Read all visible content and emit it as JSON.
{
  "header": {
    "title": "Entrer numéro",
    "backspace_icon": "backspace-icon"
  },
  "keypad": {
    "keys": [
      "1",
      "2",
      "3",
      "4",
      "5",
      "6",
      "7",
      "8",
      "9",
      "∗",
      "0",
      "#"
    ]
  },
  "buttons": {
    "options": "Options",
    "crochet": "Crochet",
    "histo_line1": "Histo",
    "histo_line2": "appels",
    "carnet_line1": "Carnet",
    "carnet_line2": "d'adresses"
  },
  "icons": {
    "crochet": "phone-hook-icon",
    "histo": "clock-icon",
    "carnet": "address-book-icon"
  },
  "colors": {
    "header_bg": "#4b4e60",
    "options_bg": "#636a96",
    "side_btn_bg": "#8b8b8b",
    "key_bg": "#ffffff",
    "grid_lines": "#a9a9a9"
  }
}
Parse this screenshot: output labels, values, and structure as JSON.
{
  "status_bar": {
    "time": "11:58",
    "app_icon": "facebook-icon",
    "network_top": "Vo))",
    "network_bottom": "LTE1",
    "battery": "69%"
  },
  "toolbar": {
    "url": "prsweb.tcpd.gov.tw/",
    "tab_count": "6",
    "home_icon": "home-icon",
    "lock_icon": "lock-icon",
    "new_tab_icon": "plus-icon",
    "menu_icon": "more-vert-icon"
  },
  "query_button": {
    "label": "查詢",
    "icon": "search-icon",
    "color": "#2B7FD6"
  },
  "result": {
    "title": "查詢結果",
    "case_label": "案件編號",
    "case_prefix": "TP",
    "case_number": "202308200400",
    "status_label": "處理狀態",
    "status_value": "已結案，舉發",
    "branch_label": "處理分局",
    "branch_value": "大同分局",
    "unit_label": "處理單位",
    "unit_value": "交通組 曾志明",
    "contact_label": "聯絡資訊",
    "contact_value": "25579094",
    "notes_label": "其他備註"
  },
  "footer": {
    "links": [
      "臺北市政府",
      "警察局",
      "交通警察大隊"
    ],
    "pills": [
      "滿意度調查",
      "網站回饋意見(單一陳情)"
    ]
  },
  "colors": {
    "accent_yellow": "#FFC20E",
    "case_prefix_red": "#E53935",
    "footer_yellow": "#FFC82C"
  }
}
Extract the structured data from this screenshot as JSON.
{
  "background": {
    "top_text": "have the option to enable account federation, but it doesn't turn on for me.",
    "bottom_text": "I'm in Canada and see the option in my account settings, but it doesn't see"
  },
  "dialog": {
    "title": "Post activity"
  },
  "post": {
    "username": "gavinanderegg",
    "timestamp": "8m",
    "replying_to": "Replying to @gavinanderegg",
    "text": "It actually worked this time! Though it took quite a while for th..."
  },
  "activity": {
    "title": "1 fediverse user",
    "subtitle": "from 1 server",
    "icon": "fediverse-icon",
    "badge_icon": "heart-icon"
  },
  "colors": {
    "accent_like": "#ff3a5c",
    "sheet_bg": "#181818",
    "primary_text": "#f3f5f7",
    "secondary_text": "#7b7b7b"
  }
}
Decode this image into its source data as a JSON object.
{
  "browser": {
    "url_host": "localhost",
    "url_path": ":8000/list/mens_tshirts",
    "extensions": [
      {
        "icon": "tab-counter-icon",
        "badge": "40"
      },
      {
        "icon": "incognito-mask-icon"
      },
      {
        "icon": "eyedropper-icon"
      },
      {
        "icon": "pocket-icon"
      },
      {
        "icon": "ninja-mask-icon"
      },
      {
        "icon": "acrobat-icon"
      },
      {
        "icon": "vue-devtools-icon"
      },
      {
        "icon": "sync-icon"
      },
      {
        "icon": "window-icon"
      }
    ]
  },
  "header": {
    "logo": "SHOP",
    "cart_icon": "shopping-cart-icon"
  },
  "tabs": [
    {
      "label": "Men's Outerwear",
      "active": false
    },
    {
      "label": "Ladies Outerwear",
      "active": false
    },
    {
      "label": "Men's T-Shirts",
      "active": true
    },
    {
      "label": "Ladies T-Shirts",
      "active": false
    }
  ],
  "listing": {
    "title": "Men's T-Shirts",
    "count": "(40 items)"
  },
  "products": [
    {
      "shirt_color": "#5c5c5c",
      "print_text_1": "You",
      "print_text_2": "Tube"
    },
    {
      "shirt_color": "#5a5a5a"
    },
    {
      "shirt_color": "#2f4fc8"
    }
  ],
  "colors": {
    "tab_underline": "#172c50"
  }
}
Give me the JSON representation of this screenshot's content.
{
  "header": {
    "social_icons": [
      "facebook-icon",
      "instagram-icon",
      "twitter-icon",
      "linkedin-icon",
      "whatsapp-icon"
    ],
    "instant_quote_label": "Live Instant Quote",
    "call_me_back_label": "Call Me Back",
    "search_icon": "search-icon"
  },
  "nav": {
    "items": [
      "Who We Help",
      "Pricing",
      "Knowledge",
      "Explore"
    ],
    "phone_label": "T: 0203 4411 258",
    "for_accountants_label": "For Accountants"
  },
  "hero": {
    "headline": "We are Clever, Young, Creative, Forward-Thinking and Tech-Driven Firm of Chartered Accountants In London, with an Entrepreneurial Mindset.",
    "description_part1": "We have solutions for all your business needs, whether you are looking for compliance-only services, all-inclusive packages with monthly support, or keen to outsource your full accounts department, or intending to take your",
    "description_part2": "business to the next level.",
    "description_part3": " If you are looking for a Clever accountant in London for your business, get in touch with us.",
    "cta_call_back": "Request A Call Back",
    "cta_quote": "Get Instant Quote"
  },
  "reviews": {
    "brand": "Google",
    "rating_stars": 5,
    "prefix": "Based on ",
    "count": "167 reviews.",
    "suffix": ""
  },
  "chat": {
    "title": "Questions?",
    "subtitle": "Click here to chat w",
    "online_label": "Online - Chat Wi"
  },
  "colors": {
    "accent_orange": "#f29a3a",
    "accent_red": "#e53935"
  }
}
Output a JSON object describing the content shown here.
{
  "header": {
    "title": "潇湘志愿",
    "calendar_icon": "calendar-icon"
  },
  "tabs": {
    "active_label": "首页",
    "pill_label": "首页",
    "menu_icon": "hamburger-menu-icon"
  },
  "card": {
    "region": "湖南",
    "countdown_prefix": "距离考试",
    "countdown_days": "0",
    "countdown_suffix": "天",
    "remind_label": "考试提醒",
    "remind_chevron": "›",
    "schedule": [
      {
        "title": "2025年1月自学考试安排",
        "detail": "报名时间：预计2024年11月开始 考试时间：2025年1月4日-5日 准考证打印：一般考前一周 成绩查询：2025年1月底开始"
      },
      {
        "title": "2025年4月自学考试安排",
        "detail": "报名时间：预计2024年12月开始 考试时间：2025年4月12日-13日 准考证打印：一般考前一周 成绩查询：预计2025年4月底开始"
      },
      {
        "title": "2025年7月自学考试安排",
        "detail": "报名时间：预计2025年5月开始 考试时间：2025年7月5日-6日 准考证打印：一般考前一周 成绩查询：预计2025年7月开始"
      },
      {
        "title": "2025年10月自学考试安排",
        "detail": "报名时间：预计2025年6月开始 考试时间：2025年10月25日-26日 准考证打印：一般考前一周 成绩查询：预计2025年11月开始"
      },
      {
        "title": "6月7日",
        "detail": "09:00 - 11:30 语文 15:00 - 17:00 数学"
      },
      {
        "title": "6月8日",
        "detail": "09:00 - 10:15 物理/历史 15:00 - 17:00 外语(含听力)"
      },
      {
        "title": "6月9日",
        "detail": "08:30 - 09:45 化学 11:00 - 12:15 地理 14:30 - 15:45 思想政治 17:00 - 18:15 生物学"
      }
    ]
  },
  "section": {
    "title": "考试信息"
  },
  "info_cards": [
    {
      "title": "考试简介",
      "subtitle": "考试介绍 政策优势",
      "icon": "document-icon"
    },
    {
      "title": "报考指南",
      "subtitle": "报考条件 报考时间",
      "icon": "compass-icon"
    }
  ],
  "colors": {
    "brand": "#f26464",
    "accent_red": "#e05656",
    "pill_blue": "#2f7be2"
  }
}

====

Return all lines containing the word "with".

■ Right answer:
    "headline": "We are Clever, Young, Creative, Forward-Thinking and Tech-Driven Firm of Chartered Accountants In London, with an Entrepreneurial Mindset.",
    "description_part1": "We have solutions for all your business needs, whether you are looking for compliance-only services, all-inclusive packages with monthly support, or keen to outsource your full accounts department, or intending to take your",
    "description_part3": " If you are looking for a Clever accountant in London for your business, get in touch with us.",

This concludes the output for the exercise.